[YOUR INSTRUCTIONS]: Provide the data again in its entirety, exactly as given.

[GIVEN ENTRIES]:
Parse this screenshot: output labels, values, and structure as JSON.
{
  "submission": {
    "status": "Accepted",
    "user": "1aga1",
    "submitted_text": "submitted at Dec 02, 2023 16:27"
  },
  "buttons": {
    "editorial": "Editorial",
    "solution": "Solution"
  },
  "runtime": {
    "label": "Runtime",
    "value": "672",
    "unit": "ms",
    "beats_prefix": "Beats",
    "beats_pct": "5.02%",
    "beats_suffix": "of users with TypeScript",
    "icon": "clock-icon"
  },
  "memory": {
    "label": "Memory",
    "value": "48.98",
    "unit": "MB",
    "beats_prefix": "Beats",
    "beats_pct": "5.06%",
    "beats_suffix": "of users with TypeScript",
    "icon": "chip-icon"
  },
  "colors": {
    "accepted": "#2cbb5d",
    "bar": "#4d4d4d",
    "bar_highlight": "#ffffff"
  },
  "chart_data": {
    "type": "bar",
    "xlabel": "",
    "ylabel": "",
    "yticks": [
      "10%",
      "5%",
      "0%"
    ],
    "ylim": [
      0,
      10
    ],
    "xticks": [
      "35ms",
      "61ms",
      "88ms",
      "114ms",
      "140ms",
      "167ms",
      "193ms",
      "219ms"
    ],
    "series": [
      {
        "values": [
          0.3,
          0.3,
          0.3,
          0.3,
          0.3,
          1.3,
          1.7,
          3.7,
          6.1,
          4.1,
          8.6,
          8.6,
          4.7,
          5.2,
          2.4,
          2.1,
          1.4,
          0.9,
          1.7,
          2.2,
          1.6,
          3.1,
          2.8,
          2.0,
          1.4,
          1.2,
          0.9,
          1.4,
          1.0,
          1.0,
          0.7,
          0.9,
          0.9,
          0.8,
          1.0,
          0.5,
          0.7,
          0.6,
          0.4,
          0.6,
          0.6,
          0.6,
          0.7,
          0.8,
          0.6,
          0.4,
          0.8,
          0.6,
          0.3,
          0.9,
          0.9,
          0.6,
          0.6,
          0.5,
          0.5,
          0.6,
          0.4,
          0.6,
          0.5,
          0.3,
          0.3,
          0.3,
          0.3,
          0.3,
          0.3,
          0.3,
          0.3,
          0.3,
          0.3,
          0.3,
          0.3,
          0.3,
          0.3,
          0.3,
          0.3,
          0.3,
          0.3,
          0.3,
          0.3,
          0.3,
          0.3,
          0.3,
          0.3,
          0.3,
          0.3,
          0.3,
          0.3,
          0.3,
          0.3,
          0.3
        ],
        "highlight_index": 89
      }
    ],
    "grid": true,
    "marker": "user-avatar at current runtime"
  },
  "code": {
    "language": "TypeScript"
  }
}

[EXERCISE OUTPUT]:
Parse this screenshot: output labels, values, and structure as JSON.
{
  "submission": {
    "status": "Accepted",
    "user": "1aga1",
    "submitted_text": "submitted at Dec 02, 2023 16:27"
  },
  "buttons": {
    "editorial": "Editorial",
    "solution": "Solution"
  },
  "runtime": {
    "label": "Runtime",
    "value": "672",
    "unit": "ms",
    "beats_prefix": "Beats",
    "beats_pct": "5.02%",
    "beats_suffix": "of users with TypeScript",
    "icon": "clock-icon"
  },
  "memory": {
    "label": "Memory",
    "value": "48.98",
    "unit": "MB",
    "beats_prefix": "Beats",
    "beats_pct": "5.06%",
    "beats_suffix": "of users with TypeScript",
    "icon": "chip-icon"
  },
  "colors": {
    "accepted": "#2cbb5d",
    "bar": "#4d4d4d",
    "bar_highlight": "#ffffff"
  },
  "chart_data": {
    "type": "bar",
    "xlabel": "",
    "ylabel": "",
    "yticks": [
      "10%",
      "5%",
      "0%"
    ],
    "ylim": [
      0,
      10
    ],
    "xticks": [
      "35ms",
      "61ms",
      "88ms",
      "114ms",
      "140ms",
      "167ms",
      "193ms",
      "219ms"
    ],
    "series": [
      {
        "values": [
          0.3,
          0.3,
          0.3,
          0.3,
          0.3,
          1.3,
          1.7,
          3.7,
          6.1,
          4.1,
          8.6,
          8.6,
          4.7,
          5.2,
          2.4,
          2.1,
          1.4,
          0.9,
          1.7,
          2.2,
          1.6,
          3.1,
          2.8,
          2.0,
          1.4,
          1.2,
          0.9,
          1.4,
          1.0,
          1.0,
          0.7,
          0.9,
          0.9,
          0.8,
          1.0,
          0.5,
          0.7,
          0.6,
          0.4,
          0.6,
          0.6,
          0.6,
          0.7,
          0.8,
          0.6,
          0.4,
          0.8,
          0.6,
          0.3,
          0.9,
          0.9,
          0.6,
          0.6,
          0.5,
          0.5,
          0.6,
          0.4,
          0.6,
          0.5,
          0.3,
          0.3,
          0.3,
          0.3,
          0.3,
          0.3,
          0.3,
          0.3,
          0.3,
          0.3,
          0.3,
          0.3,
          0.3,
          0.3,
          0.3,
          0.3,
          0.3,
          0.3,
          0.3,
          0.3,
          0.3,
          0.3,
          0.3,
          0.3,
          0.3,
          0.3,
          0.3,
          0.3,
          0.3,
          0.3,
          0.3
        ],
        "highlight_index": 89
      }
    ],
    "grid": true,
    "marker": "user-avatar at current runtime"
  },
  "code": {
    "language": "TypeScript"
  }
}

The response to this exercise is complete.